** Start of AVAILABLE DATA **

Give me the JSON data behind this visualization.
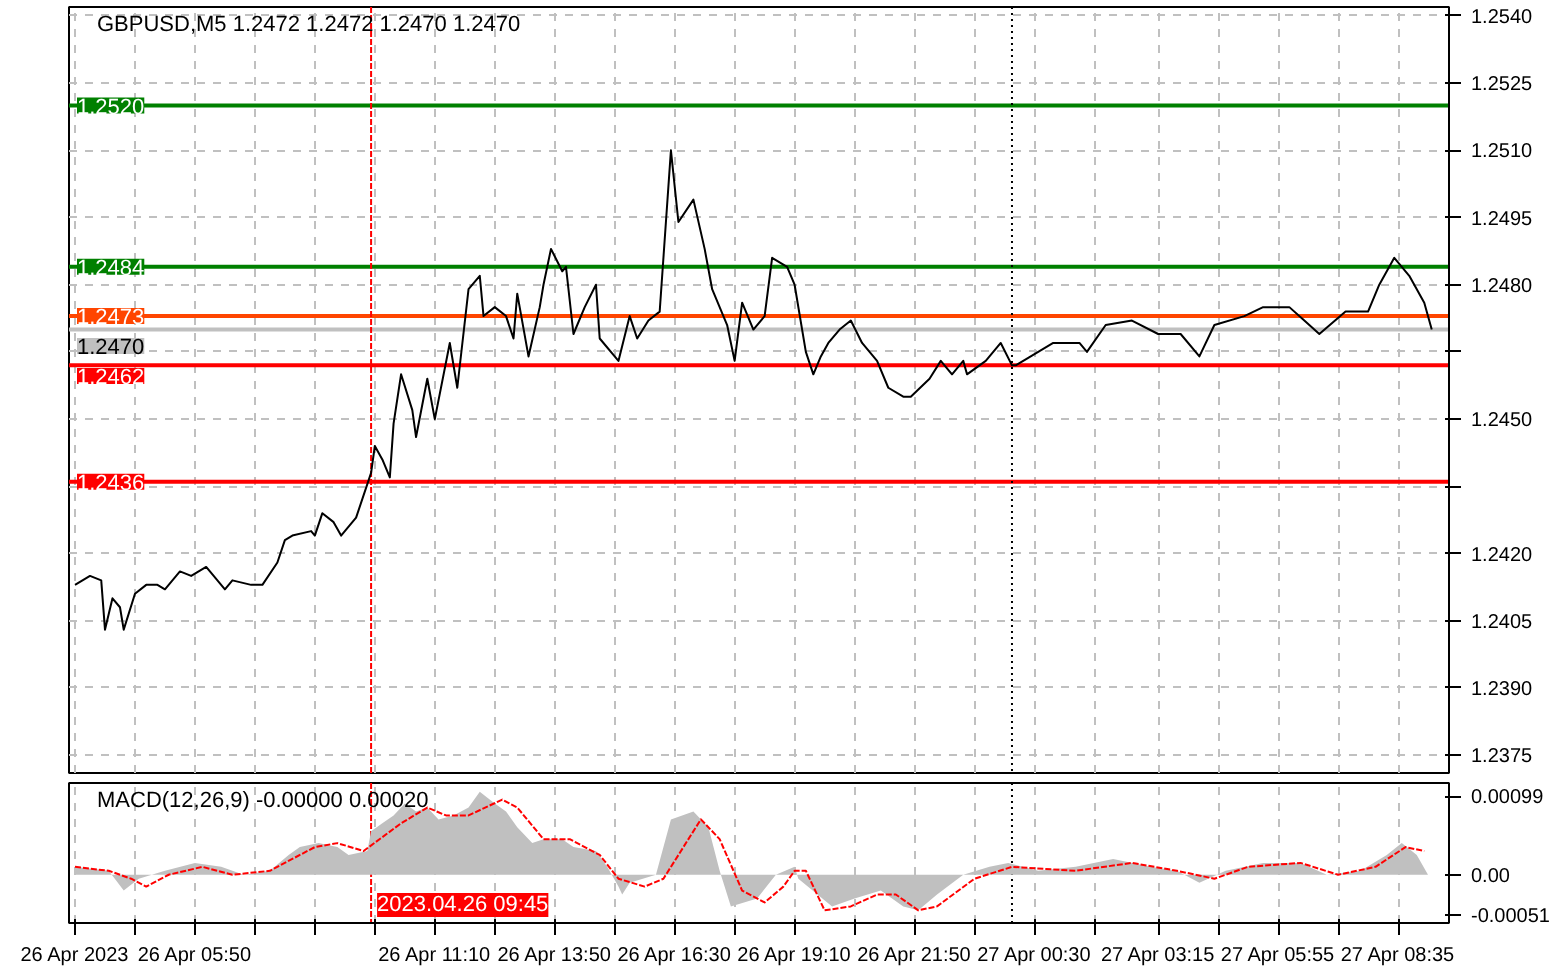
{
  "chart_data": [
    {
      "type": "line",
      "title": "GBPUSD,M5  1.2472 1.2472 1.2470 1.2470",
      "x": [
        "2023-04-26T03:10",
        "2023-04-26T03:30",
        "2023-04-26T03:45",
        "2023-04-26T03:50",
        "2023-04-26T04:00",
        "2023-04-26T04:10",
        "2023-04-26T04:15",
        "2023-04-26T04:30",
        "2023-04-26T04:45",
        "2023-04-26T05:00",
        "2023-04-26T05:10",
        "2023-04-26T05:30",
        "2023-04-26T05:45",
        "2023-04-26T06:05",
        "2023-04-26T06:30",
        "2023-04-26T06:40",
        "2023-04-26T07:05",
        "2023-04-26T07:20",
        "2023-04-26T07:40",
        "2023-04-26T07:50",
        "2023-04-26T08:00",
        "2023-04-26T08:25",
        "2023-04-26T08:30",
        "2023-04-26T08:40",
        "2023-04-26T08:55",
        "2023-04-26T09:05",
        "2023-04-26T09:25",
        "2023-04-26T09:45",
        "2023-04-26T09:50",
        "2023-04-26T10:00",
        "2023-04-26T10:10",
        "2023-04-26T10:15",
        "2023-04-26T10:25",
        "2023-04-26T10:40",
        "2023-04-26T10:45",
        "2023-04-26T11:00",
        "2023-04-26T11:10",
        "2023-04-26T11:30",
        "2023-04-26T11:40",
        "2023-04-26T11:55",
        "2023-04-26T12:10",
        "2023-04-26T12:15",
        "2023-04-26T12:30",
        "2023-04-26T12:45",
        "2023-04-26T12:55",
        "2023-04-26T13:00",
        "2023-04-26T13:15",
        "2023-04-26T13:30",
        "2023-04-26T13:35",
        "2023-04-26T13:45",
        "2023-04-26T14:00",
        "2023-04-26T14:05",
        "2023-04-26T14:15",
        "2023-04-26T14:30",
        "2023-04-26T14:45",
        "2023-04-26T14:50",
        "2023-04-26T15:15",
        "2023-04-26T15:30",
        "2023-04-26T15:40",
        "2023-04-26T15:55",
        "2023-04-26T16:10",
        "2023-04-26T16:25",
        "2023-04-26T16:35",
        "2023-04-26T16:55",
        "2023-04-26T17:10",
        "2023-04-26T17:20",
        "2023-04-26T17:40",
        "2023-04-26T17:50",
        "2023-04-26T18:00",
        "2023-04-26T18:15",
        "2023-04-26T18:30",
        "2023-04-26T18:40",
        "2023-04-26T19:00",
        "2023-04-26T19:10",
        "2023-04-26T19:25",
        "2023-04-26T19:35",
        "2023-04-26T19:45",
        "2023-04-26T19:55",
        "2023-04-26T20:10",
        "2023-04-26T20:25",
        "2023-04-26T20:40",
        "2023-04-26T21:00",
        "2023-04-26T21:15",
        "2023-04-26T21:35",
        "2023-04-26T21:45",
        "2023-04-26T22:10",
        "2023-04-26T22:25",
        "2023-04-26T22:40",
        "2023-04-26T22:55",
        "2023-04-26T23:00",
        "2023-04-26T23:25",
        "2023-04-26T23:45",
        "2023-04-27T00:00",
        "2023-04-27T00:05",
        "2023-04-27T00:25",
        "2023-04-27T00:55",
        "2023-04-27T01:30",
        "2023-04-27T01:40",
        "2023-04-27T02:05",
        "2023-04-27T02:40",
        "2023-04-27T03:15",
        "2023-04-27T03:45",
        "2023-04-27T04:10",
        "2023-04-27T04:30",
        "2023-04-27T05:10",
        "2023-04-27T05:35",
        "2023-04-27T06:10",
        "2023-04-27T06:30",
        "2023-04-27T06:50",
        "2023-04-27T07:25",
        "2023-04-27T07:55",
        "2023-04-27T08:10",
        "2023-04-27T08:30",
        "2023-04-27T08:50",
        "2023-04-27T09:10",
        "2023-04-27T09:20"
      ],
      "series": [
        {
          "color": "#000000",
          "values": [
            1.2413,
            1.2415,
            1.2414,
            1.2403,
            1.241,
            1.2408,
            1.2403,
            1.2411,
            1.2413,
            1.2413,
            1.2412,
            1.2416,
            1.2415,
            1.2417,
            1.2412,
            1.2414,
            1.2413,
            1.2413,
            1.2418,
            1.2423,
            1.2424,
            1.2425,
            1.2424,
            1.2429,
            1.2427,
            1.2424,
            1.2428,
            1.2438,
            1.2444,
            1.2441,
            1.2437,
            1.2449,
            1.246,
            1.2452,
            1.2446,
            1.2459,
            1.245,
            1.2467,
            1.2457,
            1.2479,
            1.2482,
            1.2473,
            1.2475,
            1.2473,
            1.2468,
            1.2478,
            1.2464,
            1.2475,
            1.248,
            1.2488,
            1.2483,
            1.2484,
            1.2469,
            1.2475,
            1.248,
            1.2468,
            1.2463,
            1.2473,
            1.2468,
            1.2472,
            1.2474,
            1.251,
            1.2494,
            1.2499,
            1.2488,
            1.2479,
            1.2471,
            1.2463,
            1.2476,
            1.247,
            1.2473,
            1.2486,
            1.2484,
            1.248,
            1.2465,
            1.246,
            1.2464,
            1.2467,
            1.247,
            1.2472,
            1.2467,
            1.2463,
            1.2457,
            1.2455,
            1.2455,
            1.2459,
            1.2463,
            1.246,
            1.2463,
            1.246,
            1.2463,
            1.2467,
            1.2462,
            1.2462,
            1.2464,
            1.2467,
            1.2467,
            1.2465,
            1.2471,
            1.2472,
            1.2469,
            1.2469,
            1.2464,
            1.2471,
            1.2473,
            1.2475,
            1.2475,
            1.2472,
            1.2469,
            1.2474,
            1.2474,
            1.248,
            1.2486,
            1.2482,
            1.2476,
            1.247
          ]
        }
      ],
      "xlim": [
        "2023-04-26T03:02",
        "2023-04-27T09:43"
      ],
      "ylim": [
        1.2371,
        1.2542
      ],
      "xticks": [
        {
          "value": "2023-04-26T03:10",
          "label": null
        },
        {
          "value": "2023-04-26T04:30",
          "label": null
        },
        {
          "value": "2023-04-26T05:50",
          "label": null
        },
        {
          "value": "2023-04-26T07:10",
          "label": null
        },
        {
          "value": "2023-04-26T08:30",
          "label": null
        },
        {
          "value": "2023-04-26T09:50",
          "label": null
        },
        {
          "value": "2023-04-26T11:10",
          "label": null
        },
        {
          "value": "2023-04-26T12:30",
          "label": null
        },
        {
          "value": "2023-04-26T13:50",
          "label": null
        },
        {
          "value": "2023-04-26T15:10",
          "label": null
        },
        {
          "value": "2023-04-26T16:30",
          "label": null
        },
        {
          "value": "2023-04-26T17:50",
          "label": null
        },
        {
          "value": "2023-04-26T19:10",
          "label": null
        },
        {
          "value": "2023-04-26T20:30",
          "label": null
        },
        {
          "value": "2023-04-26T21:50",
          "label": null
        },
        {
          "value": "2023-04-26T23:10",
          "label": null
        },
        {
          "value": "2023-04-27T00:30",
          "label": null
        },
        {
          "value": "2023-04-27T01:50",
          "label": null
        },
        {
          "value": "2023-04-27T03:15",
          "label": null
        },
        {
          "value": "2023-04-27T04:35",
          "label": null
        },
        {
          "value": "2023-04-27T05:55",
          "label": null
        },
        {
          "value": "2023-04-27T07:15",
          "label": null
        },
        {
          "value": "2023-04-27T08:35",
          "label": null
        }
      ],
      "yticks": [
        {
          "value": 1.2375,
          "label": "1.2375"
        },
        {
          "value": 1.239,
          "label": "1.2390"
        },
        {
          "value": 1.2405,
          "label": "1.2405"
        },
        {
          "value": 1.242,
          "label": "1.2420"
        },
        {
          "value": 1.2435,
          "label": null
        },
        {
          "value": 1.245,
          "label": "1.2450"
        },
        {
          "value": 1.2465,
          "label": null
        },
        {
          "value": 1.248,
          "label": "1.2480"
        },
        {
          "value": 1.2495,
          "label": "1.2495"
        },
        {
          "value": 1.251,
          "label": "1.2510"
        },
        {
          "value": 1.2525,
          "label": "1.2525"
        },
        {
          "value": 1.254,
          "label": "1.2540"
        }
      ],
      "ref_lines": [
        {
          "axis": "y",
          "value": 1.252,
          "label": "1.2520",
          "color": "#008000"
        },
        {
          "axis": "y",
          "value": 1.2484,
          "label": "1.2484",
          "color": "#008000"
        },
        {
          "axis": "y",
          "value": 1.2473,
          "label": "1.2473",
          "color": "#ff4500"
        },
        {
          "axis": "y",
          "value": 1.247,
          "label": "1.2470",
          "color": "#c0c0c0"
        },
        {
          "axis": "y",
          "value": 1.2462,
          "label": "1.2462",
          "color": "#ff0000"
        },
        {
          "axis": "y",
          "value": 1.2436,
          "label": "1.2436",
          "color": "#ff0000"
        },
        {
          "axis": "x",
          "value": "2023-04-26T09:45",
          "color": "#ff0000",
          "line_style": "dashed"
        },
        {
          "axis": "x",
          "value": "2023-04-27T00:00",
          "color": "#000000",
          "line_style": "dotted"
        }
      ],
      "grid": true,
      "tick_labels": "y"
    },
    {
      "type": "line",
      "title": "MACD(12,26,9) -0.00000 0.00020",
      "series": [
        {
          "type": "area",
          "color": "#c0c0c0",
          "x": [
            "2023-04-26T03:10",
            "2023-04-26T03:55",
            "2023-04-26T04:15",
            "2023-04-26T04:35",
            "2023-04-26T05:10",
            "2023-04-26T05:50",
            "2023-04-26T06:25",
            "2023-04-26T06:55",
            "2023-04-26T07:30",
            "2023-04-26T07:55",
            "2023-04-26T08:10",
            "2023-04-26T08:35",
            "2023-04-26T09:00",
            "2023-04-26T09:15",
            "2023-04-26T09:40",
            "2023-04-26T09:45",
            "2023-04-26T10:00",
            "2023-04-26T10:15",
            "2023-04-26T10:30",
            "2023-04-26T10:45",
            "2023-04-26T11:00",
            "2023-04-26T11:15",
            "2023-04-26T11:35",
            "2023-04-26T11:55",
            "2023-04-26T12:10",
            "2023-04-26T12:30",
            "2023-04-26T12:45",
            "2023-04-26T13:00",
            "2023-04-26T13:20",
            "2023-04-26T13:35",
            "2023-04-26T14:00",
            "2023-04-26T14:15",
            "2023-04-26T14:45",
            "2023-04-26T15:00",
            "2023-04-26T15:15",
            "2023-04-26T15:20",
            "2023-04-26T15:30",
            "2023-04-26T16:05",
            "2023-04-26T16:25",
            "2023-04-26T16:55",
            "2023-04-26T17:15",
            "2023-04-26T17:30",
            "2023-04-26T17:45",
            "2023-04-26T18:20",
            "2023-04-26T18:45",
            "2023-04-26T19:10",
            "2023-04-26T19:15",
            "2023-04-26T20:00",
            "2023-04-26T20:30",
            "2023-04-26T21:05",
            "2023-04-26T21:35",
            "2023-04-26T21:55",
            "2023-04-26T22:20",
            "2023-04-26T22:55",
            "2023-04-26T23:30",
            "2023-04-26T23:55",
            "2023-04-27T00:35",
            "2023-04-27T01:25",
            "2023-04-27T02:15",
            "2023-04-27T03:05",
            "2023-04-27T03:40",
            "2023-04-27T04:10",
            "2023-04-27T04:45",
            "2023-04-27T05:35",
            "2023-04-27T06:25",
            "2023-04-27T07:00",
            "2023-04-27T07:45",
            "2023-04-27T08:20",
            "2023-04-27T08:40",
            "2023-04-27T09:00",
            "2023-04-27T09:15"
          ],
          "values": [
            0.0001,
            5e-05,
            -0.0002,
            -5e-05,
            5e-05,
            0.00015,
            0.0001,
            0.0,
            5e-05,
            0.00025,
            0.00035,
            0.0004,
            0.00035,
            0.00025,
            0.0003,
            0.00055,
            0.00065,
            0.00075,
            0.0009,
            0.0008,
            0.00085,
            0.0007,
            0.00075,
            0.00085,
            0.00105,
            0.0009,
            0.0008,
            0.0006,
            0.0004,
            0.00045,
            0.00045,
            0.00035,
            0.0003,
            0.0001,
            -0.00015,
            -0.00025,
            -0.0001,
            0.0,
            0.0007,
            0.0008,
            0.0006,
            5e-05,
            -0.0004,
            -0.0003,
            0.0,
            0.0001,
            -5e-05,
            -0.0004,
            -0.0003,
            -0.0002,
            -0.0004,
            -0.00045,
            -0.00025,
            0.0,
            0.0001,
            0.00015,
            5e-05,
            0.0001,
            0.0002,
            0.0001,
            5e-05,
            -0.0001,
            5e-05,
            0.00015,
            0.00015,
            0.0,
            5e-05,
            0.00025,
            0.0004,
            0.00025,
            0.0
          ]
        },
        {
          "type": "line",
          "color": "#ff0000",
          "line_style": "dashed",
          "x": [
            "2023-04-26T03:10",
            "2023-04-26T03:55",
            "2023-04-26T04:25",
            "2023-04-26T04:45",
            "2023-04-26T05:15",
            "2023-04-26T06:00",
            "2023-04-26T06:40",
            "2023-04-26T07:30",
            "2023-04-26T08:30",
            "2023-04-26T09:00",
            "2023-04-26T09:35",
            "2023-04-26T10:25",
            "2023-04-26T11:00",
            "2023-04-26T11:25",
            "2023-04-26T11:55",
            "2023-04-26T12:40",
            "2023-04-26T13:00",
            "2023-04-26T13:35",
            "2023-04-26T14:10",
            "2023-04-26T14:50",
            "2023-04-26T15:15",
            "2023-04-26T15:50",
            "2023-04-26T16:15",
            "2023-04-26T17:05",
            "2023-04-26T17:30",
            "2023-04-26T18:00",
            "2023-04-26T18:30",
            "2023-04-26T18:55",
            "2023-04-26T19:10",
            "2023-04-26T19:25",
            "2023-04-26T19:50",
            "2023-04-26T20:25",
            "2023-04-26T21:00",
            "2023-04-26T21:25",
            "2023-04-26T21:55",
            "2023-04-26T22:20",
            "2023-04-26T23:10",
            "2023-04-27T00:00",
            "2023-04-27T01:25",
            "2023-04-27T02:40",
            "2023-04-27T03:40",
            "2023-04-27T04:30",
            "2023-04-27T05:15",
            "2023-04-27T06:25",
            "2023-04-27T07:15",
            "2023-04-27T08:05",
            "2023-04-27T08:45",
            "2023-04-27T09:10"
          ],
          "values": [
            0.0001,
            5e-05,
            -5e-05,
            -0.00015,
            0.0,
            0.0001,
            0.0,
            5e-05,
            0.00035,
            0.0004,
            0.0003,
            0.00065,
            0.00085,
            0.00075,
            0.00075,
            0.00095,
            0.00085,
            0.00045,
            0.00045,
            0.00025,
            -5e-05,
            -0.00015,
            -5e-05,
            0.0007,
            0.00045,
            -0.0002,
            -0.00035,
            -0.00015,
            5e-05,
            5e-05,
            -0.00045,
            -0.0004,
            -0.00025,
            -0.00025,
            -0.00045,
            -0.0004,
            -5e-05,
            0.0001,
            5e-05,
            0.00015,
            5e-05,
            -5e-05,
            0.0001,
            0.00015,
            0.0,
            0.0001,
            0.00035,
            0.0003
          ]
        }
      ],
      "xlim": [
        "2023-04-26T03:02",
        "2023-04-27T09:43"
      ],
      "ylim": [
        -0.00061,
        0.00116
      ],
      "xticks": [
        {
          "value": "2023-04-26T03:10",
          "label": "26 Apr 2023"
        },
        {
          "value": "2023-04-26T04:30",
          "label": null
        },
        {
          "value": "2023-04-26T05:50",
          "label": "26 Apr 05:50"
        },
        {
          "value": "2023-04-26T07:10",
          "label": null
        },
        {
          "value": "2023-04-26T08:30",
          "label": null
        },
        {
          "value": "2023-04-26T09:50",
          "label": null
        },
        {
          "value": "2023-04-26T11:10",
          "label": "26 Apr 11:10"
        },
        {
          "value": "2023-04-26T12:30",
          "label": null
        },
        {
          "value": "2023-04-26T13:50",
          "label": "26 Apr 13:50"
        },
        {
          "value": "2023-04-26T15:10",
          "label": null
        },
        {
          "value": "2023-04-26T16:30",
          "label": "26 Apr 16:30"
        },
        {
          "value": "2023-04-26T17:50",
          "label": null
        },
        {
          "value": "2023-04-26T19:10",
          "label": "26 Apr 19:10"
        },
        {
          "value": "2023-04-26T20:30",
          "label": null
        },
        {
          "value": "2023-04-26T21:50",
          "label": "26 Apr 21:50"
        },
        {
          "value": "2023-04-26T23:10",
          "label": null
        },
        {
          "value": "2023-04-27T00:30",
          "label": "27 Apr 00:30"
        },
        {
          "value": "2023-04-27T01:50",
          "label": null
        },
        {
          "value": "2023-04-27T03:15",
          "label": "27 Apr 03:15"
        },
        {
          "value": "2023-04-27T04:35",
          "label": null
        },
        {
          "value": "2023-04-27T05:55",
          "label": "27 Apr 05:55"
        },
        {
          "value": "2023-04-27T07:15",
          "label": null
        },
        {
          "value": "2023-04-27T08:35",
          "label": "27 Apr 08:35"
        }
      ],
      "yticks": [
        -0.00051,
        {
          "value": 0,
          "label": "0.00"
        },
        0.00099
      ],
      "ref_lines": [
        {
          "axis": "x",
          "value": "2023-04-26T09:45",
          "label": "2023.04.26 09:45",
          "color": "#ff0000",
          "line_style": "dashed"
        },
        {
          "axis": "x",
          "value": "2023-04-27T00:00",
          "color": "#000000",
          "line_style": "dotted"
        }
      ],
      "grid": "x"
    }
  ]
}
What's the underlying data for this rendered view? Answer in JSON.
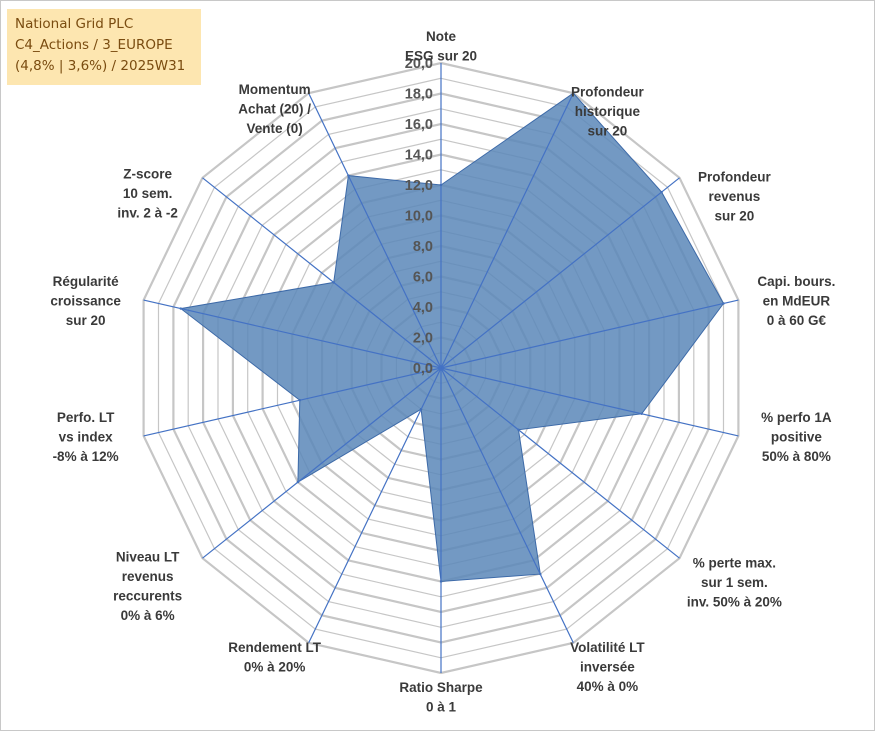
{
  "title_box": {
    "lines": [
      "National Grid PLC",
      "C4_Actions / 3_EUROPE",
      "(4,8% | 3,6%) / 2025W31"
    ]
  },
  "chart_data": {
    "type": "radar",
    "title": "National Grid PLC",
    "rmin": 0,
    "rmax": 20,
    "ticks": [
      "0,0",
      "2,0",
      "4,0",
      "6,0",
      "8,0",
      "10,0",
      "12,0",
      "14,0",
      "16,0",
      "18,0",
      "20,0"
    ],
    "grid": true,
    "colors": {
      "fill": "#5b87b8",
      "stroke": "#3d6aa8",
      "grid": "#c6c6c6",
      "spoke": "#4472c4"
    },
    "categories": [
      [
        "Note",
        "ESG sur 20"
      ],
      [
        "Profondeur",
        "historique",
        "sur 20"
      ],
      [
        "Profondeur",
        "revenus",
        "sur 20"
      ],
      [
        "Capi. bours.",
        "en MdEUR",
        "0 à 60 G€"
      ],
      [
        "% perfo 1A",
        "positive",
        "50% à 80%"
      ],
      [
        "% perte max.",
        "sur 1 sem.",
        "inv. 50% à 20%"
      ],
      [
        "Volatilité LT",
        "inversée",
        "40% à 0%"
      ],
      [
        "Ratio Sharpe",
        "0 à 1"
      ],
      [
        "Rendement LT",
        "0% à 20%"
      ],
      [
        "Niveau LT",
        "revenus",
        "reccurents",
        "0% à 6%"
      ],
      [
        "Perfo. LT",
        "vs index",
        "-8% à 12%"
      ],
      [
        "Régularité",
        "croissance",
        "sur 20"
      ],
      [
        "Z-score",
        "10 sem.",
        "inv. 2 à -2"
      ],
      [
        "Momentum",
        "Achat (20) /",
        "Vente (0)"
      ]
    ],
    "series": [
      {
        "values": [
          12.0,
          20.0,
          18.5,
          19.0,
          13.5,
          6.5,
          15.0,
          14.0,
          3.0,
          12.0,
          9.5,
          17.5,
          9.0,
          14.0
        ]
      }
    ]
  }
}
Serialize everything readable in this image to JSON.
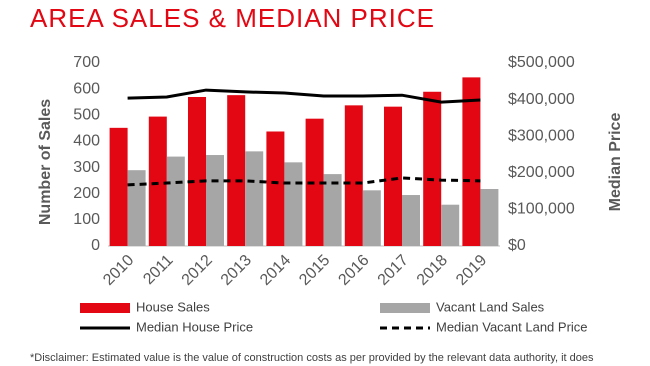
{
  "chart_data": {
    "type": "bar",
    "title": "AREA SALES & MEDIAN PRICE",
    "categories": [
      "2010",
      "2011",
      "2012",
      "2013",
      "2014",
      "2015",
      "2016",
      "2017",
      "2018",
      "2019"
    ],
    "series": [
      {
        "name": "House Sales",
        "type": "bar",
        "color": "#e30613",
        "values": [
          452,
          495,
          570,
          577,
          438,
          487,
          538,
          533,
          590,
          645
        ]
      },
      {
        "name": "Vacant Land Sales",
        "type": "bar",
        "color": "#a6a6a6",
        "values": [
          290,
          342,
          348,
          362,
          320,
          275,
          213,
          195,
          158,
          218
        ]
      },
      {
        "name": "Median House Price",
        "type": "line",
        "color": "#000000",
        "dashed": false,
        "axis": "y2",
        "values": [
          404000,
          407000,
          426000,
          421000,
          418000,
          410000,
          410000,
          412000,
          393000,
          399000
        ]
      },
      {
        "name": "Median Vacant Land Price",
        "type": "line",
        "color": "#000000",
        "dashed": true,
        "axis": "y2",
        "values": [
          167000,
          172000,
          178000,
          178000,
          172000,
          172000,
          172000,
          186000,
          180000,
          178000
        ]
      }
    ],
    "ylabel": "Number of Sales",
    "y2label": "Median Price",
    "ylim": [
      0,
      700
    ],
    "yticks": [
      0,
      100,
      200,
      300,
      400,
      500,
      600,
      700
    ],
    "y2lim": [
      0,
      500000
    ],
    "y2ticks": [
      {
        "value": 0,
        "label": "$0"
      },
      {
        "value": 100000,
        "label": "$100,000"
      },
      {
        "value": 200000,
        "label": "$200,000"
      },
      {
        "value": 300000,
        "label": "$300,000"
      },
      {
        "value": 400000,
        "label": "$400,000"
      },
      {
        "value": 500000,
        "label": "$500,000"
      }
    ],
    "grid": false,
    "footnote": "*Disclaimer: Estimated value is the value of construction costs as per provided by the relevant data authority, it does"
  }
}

** End of AVAILABLE DATA **

▸ GIVEN REQUEST
Return all lines containing "type".

▸ SOLUTION FOR THIS PROBLEM
      "type": "line",
      "type": "line",
          "type": "area",
          "type": "line",
    "type": "radar",
    "type": "bar",
        "type": "bar",
        "type": "bar",
        "type": "line",
        "type": "line",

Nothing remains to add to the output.